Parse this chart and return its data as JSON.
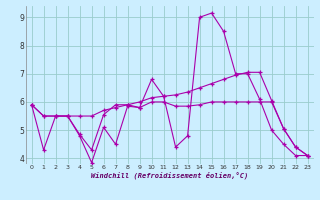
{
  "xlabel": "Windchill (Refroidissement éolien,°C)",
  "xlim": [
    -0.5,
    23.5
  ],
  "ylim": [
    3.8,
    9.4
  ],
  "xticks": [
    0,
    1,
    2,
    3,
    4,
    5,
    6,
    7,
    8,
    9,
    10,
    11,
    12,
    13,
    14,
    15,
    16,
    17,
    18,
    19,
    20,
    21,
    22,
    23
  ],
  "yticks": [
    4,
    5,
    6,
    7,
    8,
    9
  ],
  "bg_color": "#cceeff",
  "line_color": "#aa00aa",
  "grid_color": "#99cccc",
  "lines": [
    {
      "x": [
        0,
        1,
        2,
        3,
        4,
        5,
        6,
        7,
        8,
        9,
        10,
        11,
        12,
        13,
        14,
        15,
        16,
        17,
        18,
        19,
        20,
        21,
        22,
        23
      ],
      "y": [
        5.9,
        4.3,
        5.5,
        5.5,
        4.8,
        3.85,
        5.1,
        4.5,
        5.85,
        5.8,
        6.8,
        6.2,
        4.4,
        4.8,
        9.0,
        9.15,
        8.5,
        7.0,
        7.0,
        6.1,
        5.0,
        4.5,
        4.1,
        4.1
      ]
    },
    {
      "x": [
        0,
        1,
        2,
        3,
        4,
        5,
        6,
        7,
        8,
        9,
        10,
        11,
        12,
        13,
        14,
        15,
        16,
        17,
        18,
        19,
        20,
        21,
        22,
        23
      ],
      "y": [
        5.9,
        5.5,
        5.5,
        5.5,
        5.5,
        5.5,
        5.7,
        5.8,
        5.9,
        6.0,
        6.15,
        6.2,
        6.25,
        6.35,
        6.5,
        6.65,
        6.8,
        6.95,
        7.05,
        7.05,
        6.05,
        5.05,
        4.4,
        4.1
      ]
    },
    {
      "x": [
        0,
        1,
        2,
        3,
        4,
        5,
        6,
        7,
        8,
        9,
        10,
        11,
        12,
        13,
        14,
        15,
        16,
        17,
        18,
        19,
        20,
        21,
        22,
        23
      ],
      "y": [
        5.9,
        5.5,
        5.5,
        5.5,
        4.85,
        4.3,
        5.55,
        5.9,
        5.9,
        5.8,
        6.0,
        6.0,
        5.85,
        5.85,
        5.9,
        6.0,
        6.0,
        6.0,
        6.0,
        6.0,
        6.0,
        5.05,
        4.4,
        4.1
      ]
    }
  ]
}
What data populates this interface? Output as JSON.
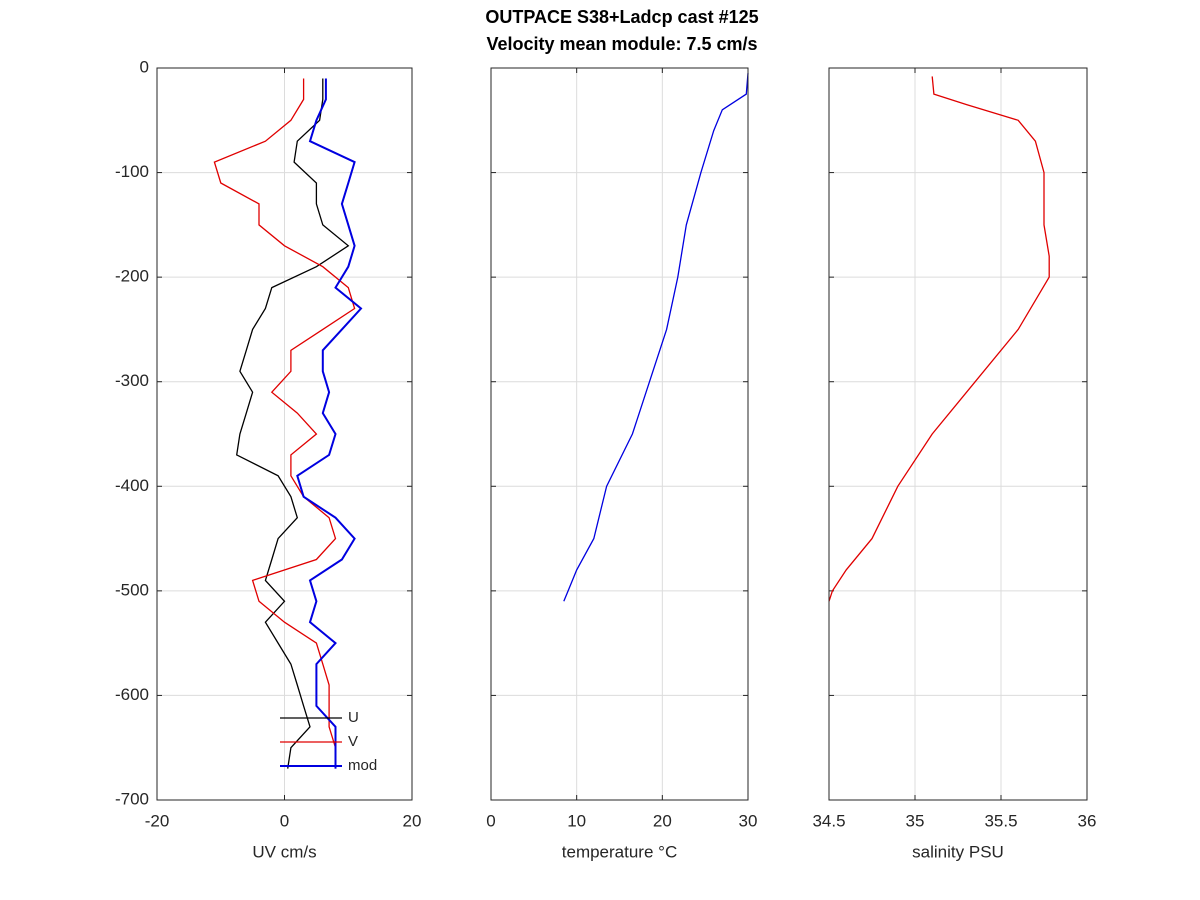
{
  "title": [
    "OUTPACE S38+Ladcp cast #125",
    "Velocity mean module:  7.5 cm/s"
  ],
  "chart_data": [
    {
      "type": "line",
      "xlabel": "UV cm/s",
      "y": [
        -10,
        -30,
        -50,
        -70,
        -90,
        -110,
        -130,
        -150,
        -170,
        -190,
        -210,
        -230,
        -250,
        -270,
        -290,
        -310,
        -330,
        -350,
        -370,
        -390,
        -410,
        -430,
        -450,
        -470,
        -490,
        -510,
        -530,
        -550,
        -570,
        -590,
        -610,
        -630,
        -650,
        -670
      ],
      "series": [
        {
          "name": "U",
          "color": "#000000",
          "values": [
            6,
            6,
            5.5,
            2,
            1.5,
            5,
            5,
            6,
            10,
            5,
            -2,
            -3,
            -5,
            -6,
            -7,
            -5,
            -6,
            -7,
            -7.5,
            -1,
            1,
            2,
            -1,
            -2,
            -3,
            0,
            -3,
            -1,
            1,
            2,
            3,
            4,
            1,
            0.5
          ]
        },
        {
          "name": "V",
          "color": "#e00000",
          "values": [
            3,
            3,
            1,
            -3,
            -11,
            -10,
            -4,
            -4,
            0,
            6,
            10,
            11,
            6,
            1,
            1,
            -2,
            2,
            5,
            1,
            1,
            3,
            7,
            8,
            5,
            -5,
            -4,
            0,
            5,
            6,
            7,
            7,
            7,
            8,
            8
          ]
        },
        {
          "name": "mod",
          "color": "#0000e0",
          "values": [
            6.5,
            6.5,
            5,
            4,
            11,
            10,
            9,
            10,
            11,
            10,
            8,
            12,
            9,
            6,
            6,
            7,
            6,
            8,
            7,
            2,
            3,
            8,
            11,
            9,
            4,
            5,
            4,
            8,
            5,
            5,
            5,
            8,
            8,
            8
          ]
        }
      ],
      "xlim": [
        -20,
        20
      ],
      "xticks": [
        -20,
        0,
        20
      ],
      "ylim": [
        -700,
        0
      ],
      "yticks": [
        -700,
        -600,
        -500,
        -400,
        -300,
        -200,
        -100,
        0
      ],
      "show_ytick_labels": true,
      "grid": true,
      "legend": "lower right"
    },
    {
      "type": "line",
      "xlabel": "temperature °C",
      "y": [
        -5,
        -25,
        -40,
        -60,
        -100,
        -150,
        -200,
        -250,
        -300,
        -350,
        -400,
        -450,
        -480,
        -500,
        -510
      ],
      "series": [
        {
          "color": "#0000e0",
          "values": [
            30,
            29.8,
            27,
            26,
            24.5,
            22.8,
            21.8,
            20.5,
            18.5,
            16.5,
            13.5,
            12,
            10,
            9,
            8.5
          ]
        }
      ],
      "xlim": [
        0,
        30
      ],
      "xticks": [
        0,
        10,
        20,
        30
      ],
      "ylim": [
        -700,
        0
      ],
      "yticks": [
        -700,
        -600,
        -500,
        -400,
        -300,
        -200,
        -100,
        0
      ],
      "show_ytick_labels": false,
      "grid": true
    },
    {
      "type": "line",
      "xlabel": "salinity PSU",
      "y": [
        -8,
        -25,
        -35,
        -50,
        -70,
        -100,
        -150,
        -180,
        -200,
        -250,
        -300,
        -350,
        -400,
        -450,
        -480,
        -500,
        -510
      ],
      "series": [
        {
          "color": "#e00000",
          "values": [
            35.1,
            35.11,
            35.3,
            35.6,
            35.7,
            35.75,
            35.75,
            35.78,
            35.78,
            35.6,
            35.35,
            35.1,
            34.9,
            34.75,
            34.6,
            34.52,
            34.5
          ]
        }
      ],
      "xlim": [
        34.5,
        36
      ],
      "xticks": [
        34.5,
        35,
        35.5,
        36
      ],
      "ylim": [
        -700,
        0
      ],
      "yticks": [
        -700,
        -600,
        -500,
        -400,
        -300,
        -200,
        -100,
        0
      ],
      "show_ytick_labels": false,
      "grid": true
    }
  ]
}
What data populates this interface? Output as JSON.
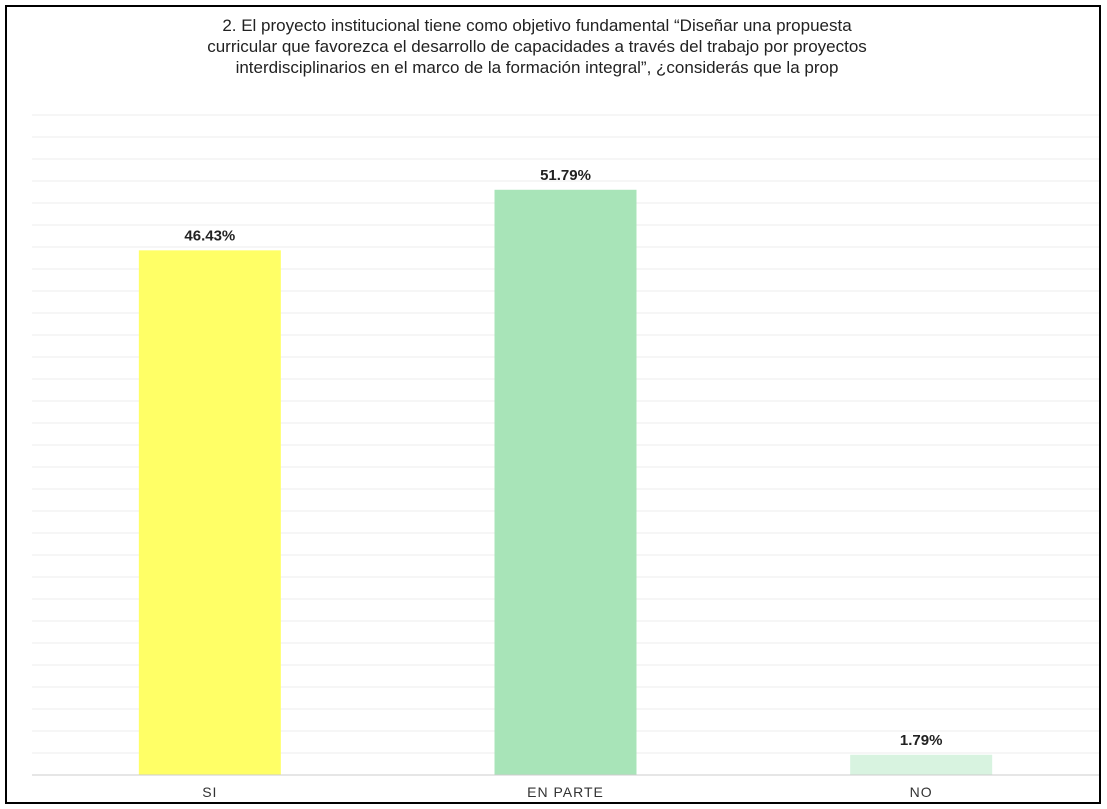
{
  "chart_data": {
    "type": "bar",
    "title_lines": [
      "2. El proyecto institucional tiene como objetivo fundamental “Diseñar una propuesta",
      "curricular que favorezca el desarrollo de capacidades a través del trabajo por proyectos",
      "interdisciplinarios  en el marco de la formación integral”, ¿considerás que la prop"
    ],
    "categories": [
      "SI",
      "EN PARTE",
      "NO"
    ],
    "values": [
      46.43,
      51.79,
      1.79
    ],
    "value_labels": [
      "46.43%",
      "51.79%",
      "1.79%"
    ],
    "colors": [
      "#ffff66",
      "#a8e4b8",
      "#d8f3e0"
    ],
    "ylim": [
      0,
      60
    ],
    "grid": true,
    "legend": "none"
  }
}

[PROBLEM DESCRIPTION]: Leave out the pictures and print every line of the data exactly.

[EXERCISE RESULT]:
Parse this chart and return its data as JSON.
{
  "xlabel": "Windchill (Refroidissement éolien,°C)",
  "xlim": [
    -0.5,
    23.5
  ],
  "ylim": [
    3.8,
    9.4
  ],
  "xticks": [
    0,
    1,
    2,
    3,
    4,
    5,
    6,
    7,
    8,
    9,
    10,
    11,
    12,
    13,
    14,
    15,
    16,
    17,
    18,
    19,
    20,
    21,
    22,
    23
  ],
  "yticks": [
    4,
    5,
    6,
    7,
    8,
    9
  ],
  "bg_color": "#cceeff",
  "line_color": "#aa00aa",
  "grid_color": "#99cccc",
  "lines": [
    {
      "x": [
        0,
        1,
        2,
        3,
        4,
        5,
        6,
        7,
        8,
        9,
        10,
        11,
        12,
        13,
        14,
        15,
        16,
        17,
        18,
        19,
        20,
        21,
        22,
        23
      ],
      "y": [
        5.9,
        4.3,
        5.5,
        5.5,
        4.8,
        3.85,
        5.1,
        4.5,
        5.85,
        5.8,
        6.8,
        6.2,
        4.4,
        4.8,
        9.0,
        9.15,
        8.5,
        7.0,
        7.0,
        6.1,
        5.0,
        4.5,
        4.1,
        4.1
      ]
    },
    {
      "x": [
        0,
        1,
        2,
        3,
        4,
        5,
        6,
        7,
        8,
        9,
        10,
        11,
        12,
        13,
        14,
        15,
        16,
        17,
        18,
        19,
        20,
        21,
        22,
        23
      ],
      "y": [
        5.9,
        5.5,
        5.5,
        5.5,
        5.5,
        5.5,
        5.7,
        5.8,
        5.9,
        6.0,
        6.15,
        6.2,
        6.25,
        6.35,
        6.5,
        6.65,
        6.8,
        6.95,
        7.05,
        7.05,
        6.05,
        5.05,
        4.4,
        4.1
      ]
    },
    {
      "x": [
        0,
        1,
        2,
        3,
        4,
        5,
        6,
        7,
        8,
        9,
        10,
        11,
        12,
        13,
        14,
        15,
        16,
        17,
        18,
        19,
        20,
        21,
        22,
        23
      ],
      "y": [
        5.9,
        5.5,
        5.5,
        5.5,
        4.85,
        4.3,
        5.55,
        5.9,
        5.9,
        5.8,
        6.0,
        6.0,
        5.85,
        5.85,
        5.9,
        6.0,
        6.0,
        6.0,
        6.0,
        6.0,
        6.0,
        5.05,
        4.4,
        4.1
      ]
    }
  ]
}
What data populates this interface? Output as JSON.
{
  "title": [
    "OUTPACE S38+Ladcp cast #125",
    "Velocity mean module:  7.5 cm/s"
  ],
  "chart_data": [
    {
      "type": "line",
      "xlabel": "UV cm/s",
      "y": [
        -10,
        -30,
        -50,
        -70,
        -90,
        -110,
        -130,
        -150,
        -170,
        -190,
        -210,
        -230,
        -250,
        -270,
        -290,
        -310,
        -330,
        -350,
        -370,
        -390,
        -410,
        -430,
        -450,
        -470,
        -490,
        -510,
        -530,
        -550,
        -570,
        -590,
        -610,
        -630,
        -650,
        -670
      ],
      "series": [
        {
          "name": "U",
          "color": "#000000",
          "values": [
            6,
            6,
            5.5,
            2,
            1.5,
            5,
            5,
            6,
            10,
            5,
            -2,
            -3,
            -5,
            -6,
            -7,
            -5,
            -6,
            -7,
            -7.5,
            -1,
            1,
            2,
            -1,
            -2,
            -3,
            0,
            -3,
            -1,
            1,
            2,
            3,
            4,
            1,
            0.5
          ]
        },
        {
          "name": "V",
          "color": "#e00000",
          "values": [
            3,
            3,
            1,
            -3,
            -11,
            -10,
            -4,
            -4,
            0,
            6,
            10,
            11,
            6,
            1,
            1,
            -2,
            2,
            5,
            1,
            1,
            3,
            7,
            8,
            5,
            -5,
            -4,
            0,
            5,
            6,
            7,
            7,
            7,
            8,
            8
          ]
        },
        {
          "name": "mod",
          "color": "#0000e0",
          "values": [
            6.5,
            6.5,
            5,
            4,
            11,
            10,
            9,
            10,
            11,
            10,
            8,
            12,
            9,
            6,
            6,
            7,
            6,
            8,
            7,
            2,
            3,
            8,
            11,
            9,
            4,
            5,
            4,
            8,
            5,
            5,
            5,
            8,
            8,
            8
          ]
        }
      ],
      "xlim": [
        -20,
        20
      ],
      "xticks": [
        -20,
        0,
        20
      ],
      "ylim": [
        -700,
        0
      ],
      "yticks": [
        -700,
        -600,
        -500,
        -400,
        -300,
        -200,
        -100,
        0
      ],
      "show_ytick_labels": true,
      "grid": true,
      "legend": "lower right"
    },
    {
      "type": "line",
      "xlabel": "temperature °C",
      "y": [
        -5,
        -25,
        -40,
        -60,
        -100,
        -150,
        -200,
        -250,
        -300,
        -350,
        -400,
        -450,
        -480,
        -500,
        -510
      ],
      "series": [
        {
          "color": "#0000e0",
          "values": [
            30,
            29.8,
            27,
            26,
            24.5,
            22.8,
            21.8,
            20.5,
            18.5,
            16.5,
            13.5,
            12,
            10,
            9,
            8.5
          ]
        }
      ],
      "xlim": [
        0,
        30
      ],
      "xticks": [
        0,
        10,
        20,
        30
      ],
      "ylim": [
        -700,
        0
      ],
      "yticks": [
        -700,
        -600,
        -500,
        -400,
        -300,
        -200,
        -100,
        0
      ],
      "show_ytick_labels": false,
      "grid": true
    },
    {
      "type": "line",
      "xlabel": "salinity PSU",
      "y": [
        -8,
        -25,
        -35,
        -50,
        -70,
        -100,
        -150,
        -180,
        -200,
        -250,
        -300,
        -350,
        -400,
        -450,
        -480,
        -500,
        -510
      ],
      "series": [
        {
          "color": "#e00000",
          "values": [
            35.1,
            35.11,
            35.3,
            35.6,
            35.7,
            35.75,
            35.75,
            35.78,
            35.78,
            35.6,
            35.35,
            35.1,
            34.9,
            34.75,
            34.6,
            34.52,
            34.5
          ]
        }
      ],
      "xlim": [
        34.5,
        36
      ],
      "xticks": [
        34.5,
        35,
        35.5,
        36
      ],
      "ylim": [
        -700,
        0
      ],
      "yticks": [
        -700,
        -600,
        -500,
        -400,
        -300,
        -200,
        -100,
        0
      ],
      "show_ytick_labels": false,
      "grid": true
    }
  ]
}
What data populates this interface? Output as JSON.
{
  "chart_data": {
    "type": "bar",
    "title_lines": [
      "2. El proyecto institucional tiene como objetivo fundamental “Diseñar una propuesta",
      "curricular que favorezca el desarrollo de capacidades a través del trabajo por proyectos",
      "interdisciplinarios  en el marco de la formación integral”, ¿considerás que la prop"
    ],
    "categories": [
      "SI",
      "EN PARTE",
      "NO"
    ],
    "values": [
      46.43,
      51.79,
      1.79
    ],
    "value_labels": [
      "46.43%",
      "51.79%",
      "1.79%"
    ],
    "colors": [
      "#ffff66",
      "#a8e4b8",
      "#d8f3e0"
    ],
    "ylim": [
      0,
      60
    ],
    "grid": true,
    "legend": "none"
  }
}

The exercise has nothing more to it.